Write the material out again, line by line, exactly as it is.

## START

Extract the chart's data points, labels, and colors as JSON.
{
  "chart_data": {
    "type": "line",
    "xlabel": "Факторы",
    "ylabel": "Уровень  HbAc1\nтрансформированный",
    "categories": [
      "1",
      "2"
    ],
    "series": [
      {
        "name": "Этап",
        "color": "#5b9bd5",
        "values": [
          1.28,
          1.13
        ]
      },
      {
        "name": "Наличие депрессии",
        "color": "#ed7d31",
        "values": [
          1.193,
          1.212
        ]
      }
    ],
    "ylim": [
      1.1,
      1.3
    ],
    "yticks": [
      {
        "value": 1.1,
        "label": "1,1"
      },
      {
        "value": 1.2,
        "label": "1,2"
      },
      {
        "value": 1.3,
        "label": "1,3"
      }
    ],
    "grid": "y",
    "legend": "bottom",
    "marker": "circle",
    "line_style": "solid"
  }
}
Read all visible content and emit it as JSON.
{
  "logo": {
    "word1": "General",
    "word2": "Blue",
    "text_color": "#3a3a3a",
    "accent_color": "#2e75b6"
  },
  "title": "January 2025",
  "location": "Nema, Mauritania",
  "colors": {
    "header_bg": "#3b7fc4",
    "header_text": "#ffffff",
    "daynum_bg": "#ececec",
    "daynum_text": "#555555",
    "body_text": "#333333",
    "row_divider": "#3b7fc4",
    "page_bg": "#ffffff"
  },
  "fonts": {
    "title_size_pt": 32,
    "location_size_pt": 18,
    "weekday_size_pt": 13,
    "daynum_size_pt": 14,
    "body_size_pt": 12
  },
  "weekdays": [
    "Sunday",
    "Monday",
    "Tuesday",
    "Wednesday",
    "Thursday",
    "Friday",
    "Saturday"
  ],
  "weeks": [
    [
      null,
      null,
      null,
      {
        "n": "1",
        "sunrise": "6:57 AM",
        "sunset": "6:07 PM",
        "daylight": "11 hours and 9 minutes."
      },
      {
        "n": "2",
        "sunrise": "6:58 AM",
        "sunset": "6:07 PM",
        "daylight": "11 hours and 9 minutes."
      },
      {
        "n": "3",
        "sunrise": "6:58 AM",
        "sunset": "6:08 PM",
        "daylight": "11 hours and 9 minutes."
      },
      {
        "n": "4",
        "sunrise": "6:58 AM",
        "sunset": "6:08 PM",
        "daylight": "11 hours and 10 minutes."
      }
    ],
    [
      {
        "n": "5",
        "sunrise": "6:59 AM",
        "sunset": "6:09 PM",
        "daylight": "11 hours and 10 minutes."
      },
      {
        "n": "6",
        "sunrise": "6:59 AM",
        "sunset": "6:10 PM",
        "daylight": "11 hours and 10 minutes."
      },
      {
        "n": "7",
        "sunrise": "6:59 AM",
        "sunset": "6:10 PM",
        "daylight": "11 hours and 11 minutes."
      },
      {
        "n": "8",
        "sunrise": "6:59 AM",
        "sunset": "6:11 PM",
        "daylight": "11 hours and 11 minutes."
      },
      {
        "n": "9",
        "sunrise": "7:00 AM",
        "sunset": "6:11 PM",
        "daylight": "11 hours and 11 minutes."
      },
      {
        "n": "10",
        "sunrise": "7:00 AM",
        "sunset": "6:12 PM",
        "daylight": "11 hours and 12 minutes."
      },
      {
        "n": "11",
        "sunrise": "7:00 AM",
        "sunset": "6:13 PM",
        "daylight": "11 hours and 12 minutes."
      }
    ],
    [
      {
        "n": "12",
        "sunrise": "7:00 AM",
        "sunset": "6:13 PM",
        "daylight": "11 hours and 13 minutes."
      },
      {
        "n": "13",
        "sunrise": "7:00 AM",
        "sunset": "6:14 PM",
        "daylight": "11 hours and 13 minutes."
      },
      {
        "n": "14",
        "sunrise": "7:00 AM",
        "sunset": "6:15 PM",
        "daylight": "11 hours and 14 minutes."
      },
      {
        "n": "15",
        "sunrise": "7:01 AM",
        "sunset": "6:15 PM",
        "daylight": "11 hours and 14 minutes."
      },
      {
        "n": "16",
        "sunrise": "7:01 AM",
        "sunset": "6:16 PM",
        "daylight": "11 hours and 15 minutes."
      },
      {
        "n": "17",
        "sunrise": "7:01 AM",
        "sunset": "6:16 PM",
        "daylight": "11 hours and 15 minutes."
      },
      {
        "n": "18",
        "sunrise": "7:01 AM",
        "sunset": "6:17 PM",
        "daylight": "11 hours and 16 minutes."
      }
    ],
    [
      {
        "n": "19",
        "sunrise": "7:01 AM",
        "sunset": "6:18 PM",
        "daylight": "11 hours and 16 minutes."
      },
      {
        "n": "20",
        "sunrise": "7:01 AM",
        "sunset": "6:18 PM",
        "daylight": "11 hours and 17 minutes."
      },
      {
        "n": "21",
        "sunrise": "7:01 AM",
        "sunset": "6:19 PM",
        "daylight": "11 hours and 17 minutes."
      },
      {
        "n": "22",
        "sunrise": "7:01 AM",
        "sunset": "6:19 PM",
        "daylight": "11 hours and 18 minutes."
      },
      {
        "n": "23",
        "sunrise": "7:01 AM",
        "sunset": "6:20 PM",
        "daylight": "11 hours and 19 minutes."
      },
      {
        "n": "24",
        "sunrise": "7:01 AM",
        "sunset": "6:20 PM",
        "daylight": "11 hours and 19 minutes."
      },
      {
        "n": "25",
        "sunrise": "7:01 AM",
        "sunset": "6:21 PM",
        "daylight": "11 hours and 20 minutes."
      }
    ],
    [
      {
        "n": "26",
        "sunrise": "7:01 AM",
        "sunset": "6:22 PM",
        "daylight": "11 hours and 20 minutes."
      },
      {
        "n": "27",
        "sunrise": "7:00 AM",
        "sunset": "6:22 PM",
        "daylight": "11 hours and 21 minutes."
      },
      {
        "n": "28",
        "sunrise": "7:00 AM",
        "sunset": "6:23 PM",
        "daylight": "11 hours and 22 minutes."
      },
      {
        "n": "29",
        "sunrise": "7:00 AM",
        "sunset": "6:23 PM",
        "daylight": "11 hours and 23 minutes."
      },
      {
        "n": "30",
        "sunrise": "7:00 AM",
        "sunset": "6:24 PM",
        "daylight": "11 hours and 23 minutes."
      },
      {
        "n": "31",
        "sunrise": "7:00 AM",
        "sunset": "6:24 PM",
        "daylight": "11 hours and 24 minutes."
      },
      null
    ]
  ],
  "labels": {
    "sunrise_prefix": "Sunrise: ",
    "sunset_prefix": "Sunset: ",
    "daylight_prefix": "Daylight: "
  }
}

## END

### The solution
Extract the chart's data points, labels, and colors as JSON.
{
  "chart_data": {
    "type": "line",
    "xlabel": "Факторы",
    "ylabel": "Уровень  HbAc1\nтрансформированный",
    "categories": [
      "1",
      "2"
    ],
    "series": [
      {
        "name": "Этап",
        "color": "#5b9bd5",
        "values": [
          1.28,
          1.13
        ]
      },
      {
        "name": "Наличие депрессии",
        "color": "#ed7d31",
        "values": [
          1.193,
          1.212
        ]
      }
    ],
    "ylim": [
      1.1,
      1.3
    ],
    "yticks": [
      {
        "value": 1.1,
        "label": "1,1"
      },
      {
        "value": 1.2,
        "label": "1,2"
      },
      {
        "value": 1.3,
        "label": "1,3"
      }
    ],
    "grid": "y",
    "legend": "bottom",
    "marker": "circle",
    "line_style": "solid"
  }
}
Read all visible content and emit it as JSON.
{
  "logo": {
    "word1": "General",
    "word2": "Blue",
    "text_color": "#3a3a3a",
    "accent_color": "#2e75b6"
  },
  "title": "January 2025",
  "location": "Nema, Mauritania",
  "colors": {
    "header_bg": "#3b7fc4",
    "header_text": "#ffffff",
    "daynum_bg": "#ececec",
    "daynum_text": "#555555",
    "body_text": "#333333",
    "row_divider": "#3b7fc4",
    "page_bg": "#ffffff"
  },
  "fonts": {
    "title_size_pt": 32,
    "location_size_pt": 18,
    "weekday_size_pt": 13,
    "daynum_size_pt": 14,
    "body_size_pt": 12
  },
  "weekdays": [
    "Sunday",
    "Monday",
    "Tuesday",
    "Wednesday",
    "Thursday",
    "Friday",
    "Saturday"
  ],
  "weeks": [
    [
      null,
      null,
      null,
      {
        "n": "1",
        "sunrise": "6:57 AM",
        "sunset": "6:07 PM",
        "daylight": "11 hours and 9 minutes."
      },
      {
        "n": "2",
        "sunrise": "6:58 AM",
        "sunset": "6:07 PM",
        "daylight": "11 hours and 9 minutes."
      },
      {
        "n": "3",
        "sunrise": "6:58 AM",
        "sunset": "6:08 PM",
        "daylight": "11 hours and 9 minutes."
      },
      {
        "n": "4",
        "sunrise": "6:58 AM",
        "sunset": "6:08 PM",
        "daylight": "11 hours and 10 minutes."
      }
    ],
    [
      {
        "n": "5",
        "sunrise": "6:59 AM",
        "sunset": "6:09 PM",
        "daylight": "11 hours and 10 minutes."
      },
      {
        "n": "6",
        "sunrise": "6:59 AM",
        "sunset": "6:10 PM",
        "daylight": "11 hours and 10 minutes."
      },
      {
        "n": "7",
        "sunrise": "6:59 AM",
        "sunset": "6:10 PM",
        "daylight": "11 hours and 11 minutes."
      },
      {
        "n": "8",
        "sunrise": "6:59 AM",
        "sunset": "6:11 PM",
        "daylight": "11 hours and 11 minutes."
      },
      {
        "n": "9",
        "sunrise": "7:00 AM",
        "sunset": "6:11 PM",
        "daylight": "11 hours and 11 minutes."
      },
      {
        "n": "10",
        "sunrise": "7:00 AM",
        "sunset": "6:12 PM",
        "daylight": "11 hours and 12 minutes."
      },
      {
        "n": "11",
        "sunrise": "7:00 AM",
        "sunset": "6:13 PM",
        "daylight": "11 hours and 12 minutes."
      }
    ],
    [
      {
        "n": "12",
        "sunrise": "7:00 AM",
        "sunset": "6:13 PM",
        "daylight": "11 hours and 13 minutes."
      },
      {
        "n": "13",
        "sunrise": "7:00 AM",
        "sunset": "6:14 PM",
        "daylight": "11 hours and 13 minutes."
      },
      {
        "n": "14",
        "sunrise": "7:00 AM",
        "sunset": "6:15 PM",
        "daylight": "11 hours and 14 minutes."
      },
      {
        "n": "15",
        "sunrise": "7:01 AM",
        "sunset": "6:15 PM",
        "daylight": "11 hours and 14 minutes."
      },
      {
        "n": "16",
        "sunrise": "7:01 AM",
        "sunset": "6:16 PM",
        "daylight": "11 hours and 15 minutes."
      },
      {
        "n": "17",
        "sunrise": "7:01 AM",
        "sunset": "6:16 PM",
        "daylight": "11 hours and 15 minutes."
      },
      {
        "n": "18",
        "sunrise": "7:01 AM",
        "sunset": "6:17 PM",
        "daylight": "11 hours and 16 minutes."
      }
    ],
    [
      {
        "n": "19",
        "sunrise": "7:01 AM",
        "sunset": "6:18 PM",
        "daylight": "11 hours and 16 minutes."
      },
      {
        "n": "20",
        "sunrise": "7:01 AM",
        "sunset": "6:18 PM",
        "daylight": "11 hours and 17 minutes."
      },
      {
        "n": "21",
        "sunrise": "7:01 AM",
        "sunset": "6:19 PM",
        "daylight": "11 hours and 17 minutes."
      },
      {
        "n": "22",
        "sunrise": "7:01 AM",
        "sunset": "6:19 PM",
        "daylight": "11 hours and 18 minutes."
      },
      {
        "n": "23",
        "sunrise": "7:01 AM",
        "sunset": "6:20 PM",
        "daylight": "11 hours and 19 minutes."
      },
      {
        "n": "24",
        "sunrise": "7:01 AM",
        "sunset": "6:20 PM",
        "daylight": "11 hours and 19 minutes."
      },
      {
        "n": "25",
        "sunrise": "7:01 AM",
        "sunset": "6:21 PM",
        "daylight": "11 hours and 20 minutes."
      }
    ],
    [
      {
        "n": "26",
        "sunrise": "7:01 AM",
        "sunset": "6:22 PM",
        "daylight": "11 hours and 20 minutes."
      },
      {
        "n": "27",
        "sunrise": "7:00 AM",
        "sunset": "6:22 PM",
        "daylight": "11 hours and 21 minutes."
      },
      {
        "n": "28",
        "sunrise": "7:00 AM",
        "sunset": "6:23 PM",
        "daylight": "11 hours and 22 minutes."
      },
      {
        "n": "29",
        "sunrise": "7:00 AM",
        "sunset": "6:23 PM",
        "daylight": "11 hours and 23 minutes."
      },
      {
        "n": "30",
        "sunrise": "7:00 AM",
        "sunset": "6:24 PM",
        "daylight": "11 hours and 23 minutes."
      },
      {
        "n": "31",
        "sunrise": "7:00 AM",
        "sunset": "6:24 PM",
        "daylight": "11 hours and 24 minutes."
      },
      null
    ]
  ],
  "labels": {
    "sunrise_prefix": "Sunrise: ",
    "sunset_prefix": "Sunset: ",
    "daylight_prefix": "Daylight: "
  }
}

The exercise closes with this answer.